**WHAT YOU WILL DO**
Find the lines below that contain the string "title". Copy each one.

★ ★ ★ ★ ★ ★ ★

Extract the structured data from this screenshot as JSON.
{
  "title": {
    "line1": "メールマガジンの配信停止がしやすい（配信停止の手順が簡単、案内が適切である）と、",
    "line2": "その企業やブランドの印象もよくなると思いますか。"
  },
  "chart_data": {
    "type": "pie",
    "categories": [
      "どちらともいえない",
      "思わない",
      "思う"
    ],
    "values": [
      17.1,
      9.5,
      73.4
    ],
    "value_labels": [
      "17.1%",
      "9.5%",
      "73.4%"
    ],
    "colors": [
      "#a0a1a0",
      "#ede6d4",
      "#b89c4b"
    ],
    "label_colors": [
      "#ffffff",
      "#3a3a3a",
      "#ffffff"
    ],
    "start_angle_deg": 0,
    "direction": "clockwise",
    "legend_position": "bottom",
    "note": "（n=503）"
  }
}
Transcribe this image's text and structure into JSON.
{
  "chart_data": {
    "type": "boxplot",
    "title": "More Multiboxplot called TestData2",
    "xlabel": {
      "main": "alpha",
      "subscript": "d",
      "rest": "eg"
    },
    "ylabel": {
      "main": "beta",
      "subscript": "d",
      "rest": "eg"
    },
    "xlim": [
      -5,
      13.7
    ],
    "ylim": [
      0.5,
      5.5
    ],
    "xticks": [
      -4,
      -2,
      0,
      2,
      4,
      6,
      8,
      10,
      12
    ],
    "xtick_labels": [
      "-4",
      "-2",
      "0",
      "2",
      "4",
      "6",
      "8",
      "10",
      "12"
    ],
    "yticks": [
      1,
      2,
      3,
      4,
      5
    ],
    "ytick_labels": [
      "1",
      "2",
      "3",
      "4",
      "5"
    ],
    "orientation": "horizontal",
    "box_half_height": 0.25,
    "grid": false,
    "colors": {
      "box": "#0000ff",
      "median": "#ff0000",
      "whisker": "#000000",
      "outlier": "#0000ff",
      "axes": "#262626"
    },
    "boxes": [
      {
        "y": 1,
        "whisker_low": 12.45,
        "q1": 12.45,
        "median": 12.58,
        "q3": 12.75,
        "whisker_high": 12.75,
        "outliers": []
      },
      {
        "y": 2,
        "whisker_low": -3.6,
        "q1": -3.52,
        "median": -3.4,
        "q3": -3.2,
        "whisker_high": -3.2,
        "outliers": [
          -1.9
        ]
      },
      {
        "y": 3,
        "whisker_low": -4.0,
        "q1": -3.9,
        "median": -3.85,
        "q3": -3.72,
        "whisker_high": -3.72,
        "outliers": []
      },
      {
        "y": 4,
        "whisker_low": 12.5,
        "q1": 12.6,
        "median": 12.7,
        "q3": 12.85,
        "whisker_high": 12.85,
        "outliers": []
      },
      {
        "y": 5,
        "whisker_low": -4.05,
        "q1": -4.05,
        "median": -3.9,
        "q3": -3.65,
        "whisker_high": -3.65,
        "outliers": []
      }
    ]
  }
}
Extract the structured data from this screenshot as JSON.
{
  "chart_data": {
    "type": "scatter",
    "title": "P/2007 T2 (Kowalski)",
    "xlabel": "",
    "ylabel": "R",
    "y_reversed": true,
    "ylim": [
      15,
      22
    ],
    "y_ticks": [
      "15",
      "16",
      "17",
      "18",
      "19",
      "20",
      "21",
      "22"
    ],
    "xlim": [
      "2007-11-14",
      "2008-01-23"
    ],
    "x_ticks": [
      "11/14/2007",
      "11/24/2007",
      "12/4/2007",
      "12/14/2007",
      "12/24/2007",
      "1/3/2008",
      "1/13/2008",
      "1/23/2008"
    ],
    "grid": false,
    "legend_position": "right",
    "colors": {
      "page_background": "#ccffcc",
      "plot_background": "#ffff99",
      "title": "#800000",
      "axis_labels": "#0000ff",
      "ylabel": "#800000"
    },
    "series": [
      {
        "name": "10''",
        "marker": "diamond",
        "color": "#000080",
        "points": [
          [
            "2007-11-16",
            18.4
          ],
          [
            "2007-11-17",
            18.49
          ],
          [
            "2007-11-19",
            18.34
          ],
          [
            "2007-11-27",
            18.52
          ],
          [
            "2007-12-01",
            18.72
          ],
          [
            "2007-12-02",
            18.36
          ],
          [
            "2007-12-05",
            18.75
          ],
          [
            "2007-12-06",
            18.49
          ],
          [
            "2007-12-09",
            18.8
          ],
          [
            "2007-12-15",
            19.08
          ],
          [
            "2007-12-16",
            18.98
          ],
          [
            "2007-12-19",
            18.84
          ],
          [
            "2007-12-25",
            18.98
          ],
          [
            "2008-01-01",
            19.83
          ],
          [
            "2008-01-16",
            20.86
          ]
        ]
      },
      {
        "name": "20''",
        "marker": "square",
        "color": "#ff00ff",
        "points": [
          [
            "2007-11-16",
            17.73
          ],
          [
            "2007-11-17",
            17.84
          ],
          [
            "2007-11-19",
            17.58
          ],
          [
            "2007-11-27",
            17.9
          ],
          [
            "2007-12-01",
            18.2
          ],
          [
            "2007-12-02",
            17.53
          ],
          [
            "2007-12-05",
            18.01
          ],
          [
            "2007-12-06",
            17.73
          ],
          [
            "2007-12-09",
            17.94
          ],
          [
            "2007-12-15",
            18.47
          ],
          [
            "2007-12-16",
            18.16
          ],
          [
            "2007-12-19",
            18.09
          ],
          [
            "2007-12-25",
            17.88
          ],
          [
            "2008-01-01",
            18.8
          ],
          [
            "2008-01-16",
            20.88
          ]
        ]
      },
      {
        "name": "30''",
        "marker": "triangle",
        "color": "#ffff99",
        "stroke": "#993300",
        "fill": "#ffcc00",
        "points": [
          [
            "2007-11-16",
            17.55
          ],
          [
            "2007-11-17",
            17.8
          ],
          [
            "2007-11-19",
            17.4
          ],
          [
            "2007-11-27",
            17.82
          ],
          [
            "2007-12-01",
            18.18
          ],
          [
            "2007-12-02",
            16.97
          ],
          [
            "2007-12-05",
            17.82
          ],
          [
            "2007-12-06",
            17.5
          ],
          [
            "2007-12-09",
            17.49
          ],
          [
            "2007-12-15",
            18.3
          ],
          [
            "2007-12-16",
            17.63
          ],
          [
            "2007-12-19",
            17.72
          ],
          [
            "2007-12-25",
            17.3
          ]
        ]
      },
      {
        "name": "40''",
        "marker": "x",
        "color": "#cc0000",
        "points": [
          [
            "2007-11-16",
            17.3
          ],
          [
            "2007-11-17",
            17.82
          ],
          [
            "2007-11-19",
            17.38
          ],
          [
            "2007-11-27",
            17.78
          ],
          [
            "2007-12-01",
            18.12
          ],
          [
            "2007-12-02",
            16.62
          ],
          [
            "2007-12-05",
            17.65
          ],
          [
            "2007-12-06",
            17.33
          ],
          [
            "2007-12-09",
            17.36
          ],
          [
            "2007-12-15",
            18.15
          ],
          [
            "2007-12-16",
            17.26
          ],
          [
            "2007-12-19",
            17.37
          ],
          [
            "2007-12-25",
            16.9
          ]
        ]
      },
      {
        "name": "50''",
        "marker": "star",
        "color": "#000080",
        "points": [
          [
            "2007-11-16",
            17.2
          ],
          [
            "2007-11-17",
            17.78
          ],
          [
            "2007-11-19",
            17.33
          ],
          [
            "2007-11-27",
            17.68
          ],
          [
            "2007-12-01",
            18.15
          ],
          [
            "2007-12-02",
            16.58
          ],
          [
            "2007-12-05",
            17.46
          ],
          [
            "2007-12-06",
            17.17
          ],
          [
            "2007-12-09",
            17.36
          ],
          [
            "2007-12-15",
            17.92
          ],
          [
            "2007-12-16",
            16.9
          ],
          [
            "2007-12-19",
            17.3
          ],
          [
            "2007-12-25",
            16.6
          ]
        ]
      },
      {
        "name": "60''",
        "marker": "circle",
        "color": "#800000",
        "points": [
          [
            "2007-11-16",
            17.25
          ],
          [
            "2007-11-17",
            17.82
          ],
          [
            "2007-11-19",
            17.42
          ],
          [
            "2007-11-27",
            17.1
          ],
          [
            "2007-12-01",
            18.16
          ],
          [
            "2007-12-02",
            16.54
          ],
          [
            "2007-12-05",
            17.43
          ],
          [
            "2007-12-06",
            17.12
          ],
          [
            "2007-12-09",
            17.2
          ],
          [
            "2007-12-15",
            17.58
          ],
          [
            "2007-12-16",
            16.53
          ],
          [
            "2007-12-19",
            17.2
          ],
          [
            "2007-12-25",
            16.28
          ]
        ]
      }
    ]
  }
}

★ ★ ★ ★ ★ ★ ★

**FINISHED EXERCISE**
  "title": {
    "title": "More Multiboxplot called TestData2",
    "title": "P/2007 T2 (Kowalski)",
      "title": "#800000",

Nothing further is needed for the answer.